**Goal:**
Collect all the lines that mention the word "cũng".

Dataset items:

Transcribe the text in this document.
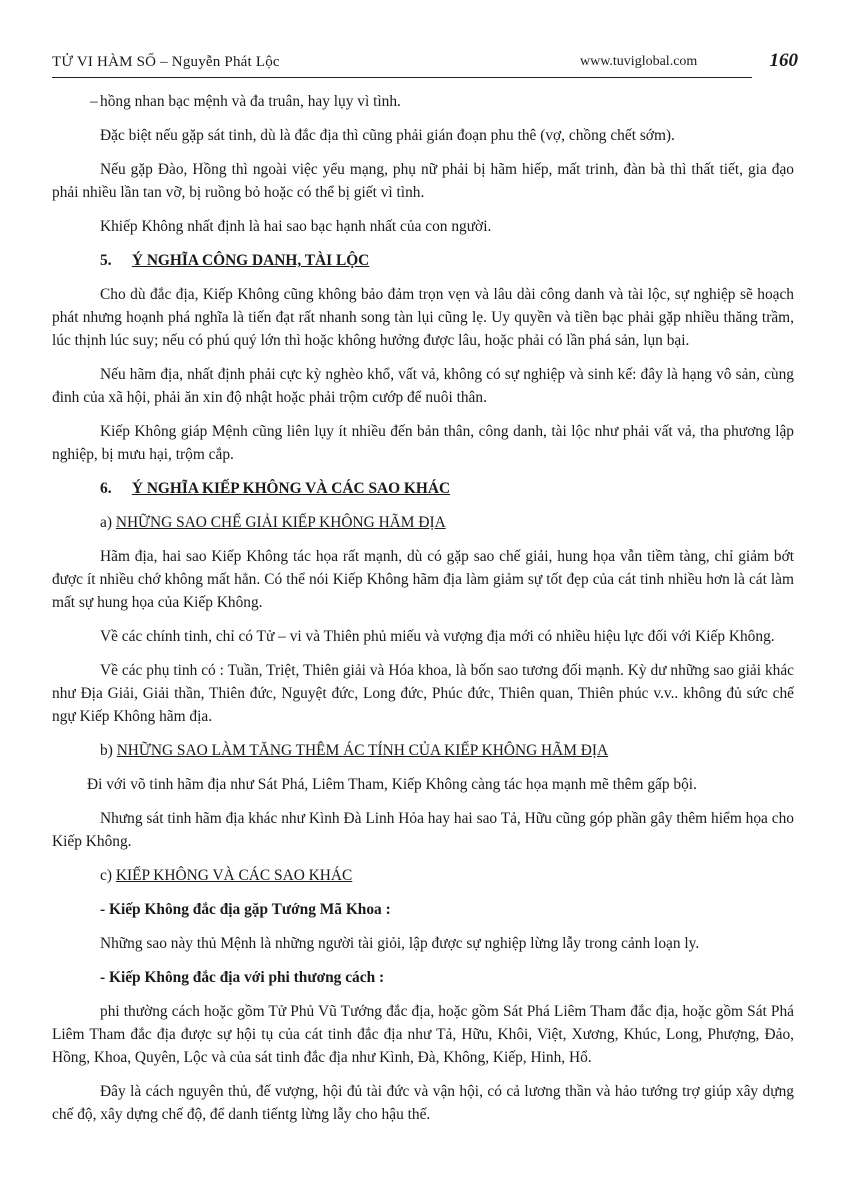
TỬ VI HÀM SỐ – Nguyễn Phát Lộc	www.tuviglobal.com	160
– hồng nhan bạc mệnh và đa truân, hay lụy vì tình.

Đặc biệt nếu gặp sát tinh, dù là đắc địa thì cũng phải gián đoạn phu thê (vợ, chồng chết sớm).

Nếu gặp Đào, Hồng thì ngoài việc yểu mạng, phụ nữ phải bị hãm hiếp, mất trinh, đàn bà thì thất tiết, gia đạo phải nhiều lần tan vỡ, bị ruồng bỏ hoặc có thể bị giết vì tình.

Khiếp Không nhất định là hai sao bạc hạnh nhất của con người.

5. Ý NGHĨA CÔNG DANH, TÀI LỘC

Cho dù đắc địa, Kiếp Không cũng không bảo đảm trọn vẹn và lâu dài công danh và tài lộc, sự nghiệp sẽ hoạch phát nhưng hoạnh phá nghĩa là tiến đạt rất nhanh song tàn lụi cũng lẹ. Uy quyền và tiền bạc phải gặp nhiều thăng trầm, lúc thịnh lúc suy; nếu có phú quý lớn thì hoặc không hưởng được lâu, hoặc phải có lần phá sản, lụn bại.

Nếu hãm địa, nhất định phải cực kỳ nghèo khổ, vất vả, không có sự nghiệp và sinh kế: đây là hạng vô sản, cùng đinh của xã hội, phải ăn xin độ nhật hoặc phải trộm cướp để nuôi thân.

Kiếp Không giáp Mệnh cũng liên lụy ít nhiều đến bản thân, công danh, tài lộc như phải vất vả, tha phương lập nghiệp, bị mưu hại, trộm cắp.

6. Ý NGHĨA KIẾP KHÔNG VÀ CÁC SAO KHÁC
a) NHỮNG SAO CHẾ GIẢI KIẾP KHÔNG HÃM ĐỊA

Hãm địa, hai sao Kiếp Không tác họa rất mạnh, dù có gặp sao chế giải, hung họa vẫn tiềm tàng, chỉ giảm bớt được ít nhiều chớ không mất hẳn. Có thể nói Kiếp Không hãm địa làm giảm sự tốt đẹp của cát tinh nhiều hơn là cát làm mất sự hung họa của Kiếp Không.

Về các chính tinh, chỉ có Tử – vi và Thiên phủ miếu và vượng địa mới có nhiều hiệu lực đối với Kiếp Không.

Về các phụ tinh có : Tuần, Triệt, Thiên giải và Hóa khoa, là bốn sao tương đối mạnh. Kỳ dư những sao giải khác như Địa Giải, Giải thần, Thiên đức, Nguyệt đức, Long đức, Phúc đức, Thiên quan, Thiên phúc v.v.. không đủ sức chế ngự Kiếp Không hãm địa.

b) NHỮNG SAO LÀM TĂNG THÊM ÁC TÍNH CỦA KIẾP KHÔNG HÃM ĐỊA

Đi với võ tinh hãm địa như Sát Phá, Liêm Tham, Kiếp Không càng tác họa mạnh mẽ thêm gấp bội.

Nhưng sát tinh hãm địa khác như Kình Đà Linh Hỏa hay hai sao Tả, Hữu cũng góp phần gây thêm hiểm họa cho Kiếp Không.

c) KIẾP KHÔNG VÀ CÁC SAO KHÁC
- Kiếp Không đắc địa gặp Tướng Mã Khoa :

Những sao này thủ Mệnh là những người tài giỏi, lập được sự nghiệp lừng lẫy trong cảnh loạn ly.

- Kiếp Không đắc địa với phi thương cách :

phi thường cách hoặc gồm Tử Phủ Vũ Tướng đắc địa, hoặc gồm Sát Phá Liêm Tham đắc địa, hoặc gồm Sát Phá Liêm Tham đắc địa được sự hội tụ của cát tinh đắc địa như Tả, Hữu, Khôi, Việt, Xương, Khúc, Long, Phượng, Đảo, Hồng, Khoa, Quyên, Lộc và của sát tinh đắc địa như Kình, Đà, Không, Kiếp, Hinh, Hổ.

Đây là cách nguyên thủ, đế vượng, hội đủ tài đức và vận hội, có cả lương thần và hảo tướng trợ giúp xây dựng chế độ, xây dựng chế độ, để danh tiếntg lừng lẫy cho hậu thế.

...

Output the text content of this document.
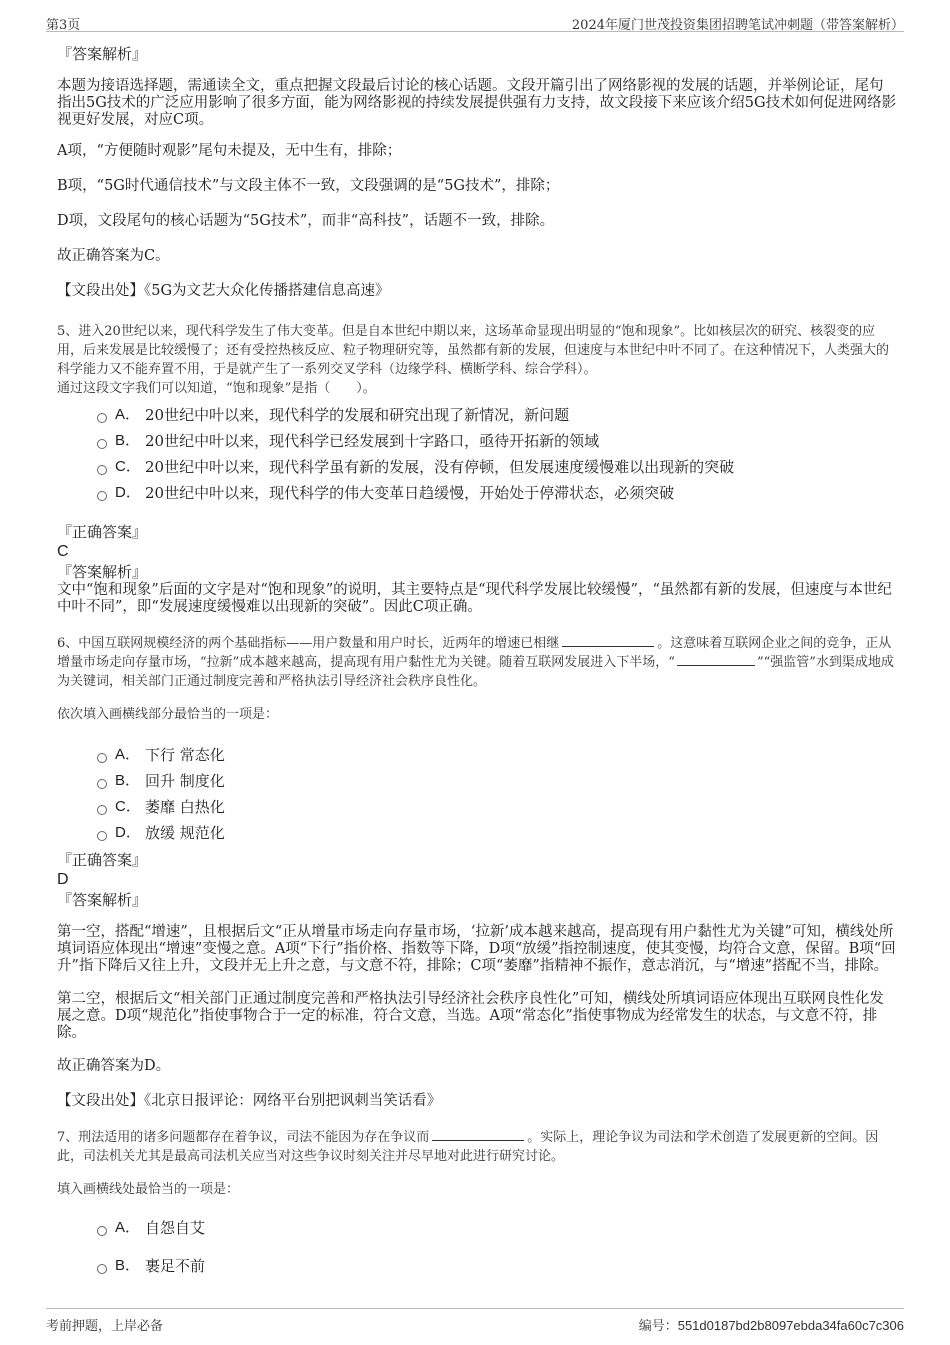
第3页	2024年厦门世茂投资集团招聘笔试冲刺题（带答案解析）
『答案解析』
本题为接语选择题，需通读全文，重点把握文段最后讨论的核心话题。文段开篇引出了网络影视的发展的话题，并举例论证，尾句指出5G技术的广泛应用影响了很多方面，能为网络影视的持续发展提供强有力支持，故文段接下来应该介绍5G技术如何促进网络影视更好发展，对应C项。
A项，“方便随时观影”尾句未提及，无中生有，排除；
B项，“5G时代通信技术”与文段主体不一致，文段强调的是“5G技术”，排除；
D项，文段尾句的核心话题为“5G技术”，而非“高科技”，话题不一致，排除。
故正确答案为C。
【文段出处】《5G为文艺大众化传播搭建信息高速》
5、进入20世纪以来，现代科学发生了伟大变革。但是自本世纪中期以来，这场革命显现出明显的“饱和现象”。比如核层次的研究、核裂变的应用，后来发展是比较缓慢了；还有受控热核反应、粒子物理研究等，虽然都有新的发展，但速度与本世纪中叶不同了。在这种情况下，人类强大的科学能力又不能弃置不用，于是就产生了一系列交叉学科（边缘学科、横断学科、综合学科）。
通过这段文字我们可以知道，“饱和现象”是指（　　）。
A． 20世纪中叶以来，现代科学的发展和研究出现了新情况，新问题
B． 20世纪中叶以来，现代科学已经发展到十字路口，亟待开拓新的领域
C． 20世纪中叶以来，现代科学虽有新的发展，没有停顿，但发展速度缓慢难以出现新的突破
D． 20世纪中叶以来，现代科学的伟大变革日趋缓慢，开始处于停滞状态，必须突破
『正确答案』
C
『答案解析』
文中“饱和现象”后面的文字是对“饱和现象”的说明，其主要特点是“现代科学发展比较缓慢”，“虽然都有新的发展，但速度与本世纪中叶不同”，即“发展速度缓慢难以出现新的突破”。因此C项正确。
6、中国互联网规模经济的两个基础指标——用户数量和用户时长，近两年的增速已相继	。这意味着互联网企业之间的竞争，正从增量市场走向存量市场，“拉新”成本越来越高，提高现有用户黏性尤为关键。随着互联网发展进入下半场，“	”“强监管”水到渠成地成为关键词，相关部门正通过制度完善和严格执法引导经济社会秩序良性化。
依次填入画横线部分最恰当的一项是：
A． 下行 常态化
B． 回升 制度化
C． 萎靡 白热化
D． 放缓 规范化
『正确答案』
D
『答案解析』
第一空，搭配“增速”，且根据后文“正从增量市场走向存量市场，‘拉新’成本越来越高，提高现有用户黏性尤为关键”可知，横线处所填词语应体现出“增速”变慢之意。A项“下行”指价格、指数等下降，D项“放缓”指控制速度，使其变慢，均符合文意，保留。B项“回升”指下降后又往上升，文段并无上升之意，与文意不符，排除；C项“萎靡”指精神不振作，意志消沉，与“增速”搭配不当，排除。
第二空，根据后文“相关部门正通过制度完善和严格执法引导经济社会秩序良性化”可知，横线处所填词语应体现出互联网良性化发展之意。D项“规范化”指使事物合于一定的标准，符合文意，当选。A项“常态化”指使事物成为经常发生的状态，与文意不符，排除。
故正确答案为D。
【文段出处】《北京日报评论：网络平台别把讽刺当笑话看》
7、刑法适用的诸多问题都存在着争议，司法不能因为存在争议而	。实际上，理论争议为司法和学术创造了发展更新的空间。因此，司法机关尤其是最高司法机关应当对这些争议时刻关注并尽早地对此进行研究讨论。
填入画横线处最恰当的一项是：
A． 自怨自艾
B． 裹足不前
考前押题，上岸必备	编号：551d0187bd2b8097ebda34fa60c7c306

...

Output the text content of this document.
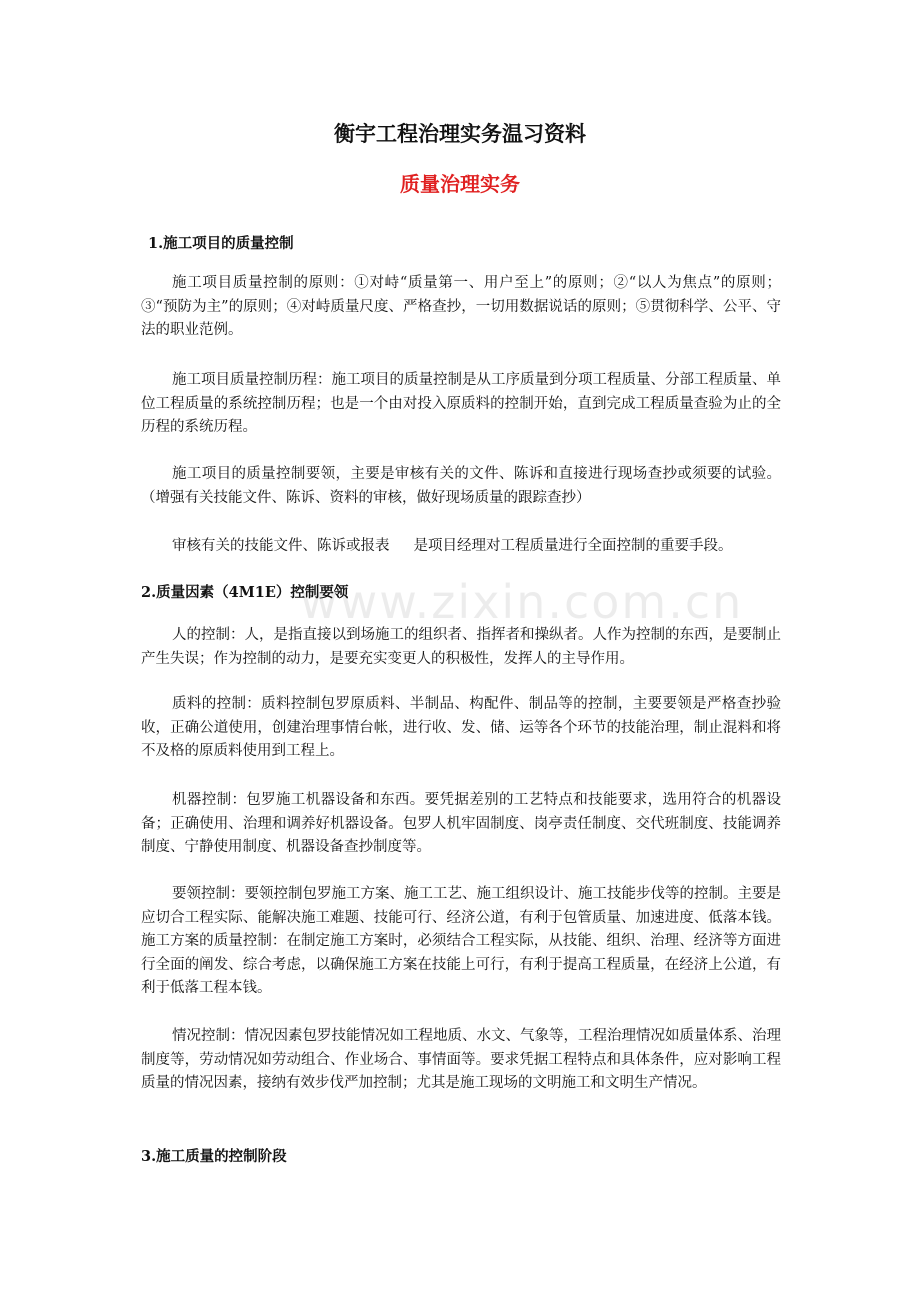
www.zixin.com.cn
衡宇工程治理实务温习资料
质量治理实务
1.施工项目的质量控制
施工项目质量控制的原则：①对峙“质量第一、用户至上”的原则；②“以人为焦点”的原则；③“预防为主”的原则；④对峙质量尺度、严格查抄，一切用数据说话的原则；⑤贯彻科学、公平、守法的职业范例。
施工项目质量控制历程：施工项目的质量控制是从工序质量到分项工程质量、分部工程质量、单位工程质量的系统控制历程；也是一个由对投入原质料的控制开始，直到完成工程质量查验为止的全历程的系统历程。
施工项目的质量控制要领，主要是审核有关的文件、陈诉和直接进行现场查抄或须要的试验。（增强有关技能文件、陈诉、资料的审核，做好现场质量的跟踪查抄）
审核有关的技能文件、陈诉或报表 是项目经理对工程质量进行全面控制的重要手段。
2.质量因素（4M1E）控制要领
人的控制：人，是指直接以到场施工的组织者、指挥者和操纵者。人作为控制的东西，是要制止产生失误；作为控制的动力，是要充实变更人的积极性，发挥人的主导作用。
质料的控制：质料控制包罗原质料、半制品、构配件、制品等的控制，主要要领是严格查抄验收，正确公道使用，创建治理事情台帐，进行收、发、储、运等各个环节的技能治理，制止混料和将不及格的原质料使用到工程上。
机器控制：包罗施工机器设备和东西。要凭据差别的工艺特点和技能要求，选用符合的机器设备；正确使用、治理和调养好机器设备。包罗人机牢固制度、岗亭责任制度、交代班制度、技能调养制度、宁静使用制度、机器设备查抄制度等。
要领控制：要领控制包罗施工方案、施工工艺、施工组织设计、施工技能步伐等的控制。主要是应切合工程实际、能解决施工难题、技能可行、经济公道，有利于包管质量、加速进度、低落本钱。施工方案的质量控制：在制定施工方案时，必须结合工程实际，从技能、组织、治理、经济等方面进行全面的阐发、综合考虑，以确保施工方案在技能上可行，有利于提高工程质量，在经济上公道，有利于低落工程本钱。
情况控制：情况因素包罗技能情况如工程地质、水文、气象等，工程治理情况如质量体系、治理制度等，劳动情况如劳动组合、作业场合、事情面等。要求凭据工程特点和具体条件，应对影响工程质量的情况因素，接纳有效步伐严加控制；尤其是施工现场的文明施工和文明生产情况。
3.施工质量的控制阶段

**Written answer:**
Đặc biệt nếu gặp sát tinh, dù là đắc địa thì cũng phải gián đoạn phu thê (vợ, chồng chết sớm).
Cho dù đắc địa, Kiếp Không cũng không bảo đảm trọn vẹn và lâu dài công danh và tài lộc, sự nghiệp sẽ hoạch phát nhưng hoạnh phá nghĩa là tiến đạt rất nhanh song tàn lụi cũng lẹ. Uy quyền và tiền bạc phải gặp nhiều thăng trầm, lúc thịnh lúc suy; nếu có phú quý lớn thì hoặc không hưởng được lâu, hoặc phải có lần phá sản, lụn bại.
Kiếp Không giáp Mệnh cũng liên lụy ít nhiều đến bản thân, công danh, tài lộc như phải vất vả, tha phương lập nghiệp, bị mưu hại, trộm cắp.
Nhưng sát tinh hãm địa khác như Kình Đà Linh Hỏa hay hai sao Tả, Hữu cũng góp phần gây thêm hiểm họa cho Kiếp Không.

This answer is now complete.